[Directive]: Extract the full listing below without altering a single character.

Stored records:

-- START --

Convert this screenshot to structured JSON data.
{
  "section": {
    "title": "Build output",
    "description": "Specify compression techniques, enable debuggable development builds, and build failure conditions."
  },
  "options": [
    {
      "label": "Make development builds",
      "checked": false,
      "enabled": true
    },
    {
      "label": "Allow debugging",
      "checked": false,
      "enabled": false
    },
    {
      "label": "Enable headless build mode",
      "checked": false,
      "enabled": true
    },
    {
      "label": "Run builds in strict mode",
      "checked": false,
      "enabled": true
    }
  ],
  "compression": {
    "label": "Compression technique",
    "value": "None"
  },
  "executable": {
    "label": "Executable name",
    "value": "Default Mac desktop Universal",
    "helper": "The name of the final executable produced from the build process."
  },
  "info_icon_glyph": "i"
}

-- END --

[Answer to this task]:
Convert this screenshot to structured JSON data.
{
  "section": {
    "title": "Build output",
    "description": "Specify compression techniques, enable debuggable development builds, and build failure conditions."
  },
  "options": [
    {
      "label": "Make development builds",
      "checked": false,
      "enabled": true
    },
    {
      "label": "Allow debugging",
      "checked": false,
      "enabled": false
    },
    {
      "label": "Enable headless build mode",
      "checked": false,
      "enabled": true
    },
    {
      "label": "Run builds in strict mode",
      "checked": false,
      "enabled": true
    }
  ],
  "compression": {
    "label": "Compression technique",
    "value": "None"
  },
  "executable": {
    "label": "Executable name",
    "value": "Default Mac desktop Universal",
    "helper": "The name of the final executable produced from the build process."
  },
  "info_icon_glyph": "i"
}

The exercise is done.